— WHAT THIS TASK INVOLVES —
Filter the records for lines holding the string "Search".

— GIVEN RECORDS —
════════

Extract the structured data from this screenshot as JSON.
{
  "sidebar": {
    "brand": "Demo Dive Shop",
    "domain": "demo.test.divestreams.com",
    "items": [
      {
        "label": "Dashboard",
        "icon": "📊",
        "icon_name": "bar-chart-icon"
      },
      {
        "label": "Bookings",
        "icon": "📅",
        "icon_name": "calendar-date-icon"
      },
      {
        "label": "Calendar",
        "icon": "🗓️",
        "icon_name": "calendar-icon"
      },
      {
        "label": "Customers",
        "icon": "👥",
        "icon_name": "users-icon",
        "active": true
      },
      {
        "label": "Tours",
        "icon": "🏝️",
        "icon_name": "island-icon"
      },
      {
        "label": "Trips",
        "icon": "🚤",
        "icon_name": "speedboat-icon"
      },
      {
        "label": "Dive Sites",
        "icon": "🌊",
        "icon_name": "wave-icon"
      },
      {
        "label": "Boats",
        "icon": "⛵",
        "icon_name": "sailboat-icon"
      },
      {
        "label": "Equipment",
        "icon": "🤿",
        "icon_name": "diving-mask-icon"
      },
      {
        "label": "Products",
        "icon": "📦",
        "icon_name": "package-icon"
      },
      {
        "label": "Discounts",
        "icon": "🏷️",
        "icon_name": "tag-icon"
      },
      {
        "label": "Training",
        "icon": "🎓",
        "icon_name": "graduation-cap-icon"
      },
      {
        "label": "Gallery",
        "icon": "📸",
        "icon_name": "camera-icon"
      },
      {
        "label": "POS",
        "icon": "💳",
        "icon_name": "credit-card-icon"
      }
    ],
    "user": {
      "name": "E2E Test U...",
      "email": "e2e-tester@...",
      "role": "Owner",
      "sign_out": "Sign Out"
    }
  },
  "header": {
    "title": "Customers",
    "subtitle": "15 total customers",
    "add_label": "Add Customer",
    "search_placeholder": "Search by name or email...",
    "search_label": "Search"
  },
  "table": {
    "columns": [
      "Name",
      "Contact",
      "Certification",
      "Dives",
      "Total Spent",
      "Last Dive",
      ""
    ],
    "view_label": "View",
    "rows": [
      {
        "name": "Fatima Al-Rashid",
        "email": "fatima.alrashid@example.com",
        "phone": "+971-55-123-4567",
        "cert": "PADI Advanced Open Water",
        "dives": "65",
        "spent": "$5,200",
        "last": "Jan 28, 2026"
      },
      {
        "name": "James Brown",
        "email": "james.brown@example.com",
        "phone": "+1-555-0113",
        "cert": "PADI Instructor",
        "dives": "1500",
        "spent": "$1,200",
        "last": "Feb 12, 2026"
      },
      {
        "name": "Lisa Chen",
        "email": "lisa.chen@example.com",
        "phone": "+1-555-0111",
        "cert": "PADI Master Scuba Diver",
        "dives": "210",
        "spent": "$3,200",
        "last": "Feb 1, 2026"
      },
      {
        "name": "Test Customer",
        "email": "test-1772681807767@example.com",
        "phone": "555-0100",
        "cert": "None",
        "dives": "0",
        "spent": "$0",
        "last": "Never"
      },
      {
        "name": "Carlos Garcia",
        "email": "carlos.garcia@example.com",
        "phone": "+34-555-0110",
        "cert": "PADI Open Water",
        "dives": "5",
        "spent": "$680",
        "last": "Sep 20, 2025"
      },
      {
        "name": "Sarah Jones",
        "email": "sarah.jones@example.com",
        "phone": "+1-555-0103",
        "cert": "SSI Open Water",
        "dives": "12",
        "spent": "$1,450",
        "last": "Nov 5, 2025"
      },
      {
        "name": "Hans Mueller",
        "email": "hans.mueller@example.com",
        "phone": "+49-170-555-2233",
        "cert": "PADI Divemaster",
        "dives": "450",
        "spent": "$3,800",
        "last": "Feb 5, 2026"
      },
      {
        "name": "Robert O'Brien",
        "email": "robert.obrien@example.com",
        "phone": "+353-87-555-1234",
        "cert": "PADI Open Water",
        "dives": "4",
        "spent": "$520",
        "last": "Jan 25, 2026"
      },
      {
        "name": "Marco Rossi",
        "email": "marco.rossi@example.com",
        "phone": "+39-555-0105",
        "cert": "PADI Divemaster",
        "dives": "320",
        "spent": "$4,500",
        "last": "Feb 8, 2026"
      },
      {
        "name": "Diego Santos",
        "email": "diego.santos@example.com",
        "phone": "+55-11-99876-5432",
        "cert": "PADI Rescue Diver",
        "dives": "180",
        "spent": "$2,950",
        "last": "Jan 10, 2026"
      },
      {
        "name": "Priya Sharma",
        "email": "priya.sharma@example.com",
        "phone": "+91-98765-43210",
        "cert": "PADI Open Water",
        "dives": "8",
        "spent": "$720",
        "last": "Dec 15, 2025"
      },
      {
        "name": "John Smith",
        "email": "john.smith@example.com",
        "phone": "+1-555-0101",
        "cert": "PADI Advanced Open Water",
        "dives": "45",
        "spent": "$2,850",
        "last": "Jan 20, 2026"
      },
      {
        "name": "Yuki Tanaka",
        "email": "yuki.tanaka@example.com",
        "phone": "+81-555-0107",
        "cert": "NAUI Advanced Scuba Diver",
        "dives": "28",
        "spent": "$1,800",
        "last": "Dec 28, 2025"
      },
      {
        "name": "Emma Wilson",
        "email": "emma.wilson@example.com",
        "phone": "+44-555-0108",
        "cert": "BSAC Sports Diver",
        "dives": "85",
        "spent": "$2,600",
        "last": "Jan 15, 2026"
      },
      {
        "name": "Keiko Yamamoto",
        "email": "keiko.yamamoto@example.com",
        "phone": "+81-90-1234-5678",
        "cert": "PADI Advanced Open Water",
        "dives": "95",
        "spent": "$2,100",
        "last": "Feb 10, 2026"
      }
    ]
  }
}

════════

— OUTPUT FOR THIS EXERCISE —
    "search_placeholder": "Search by name or email...",
    "search_label": "Search"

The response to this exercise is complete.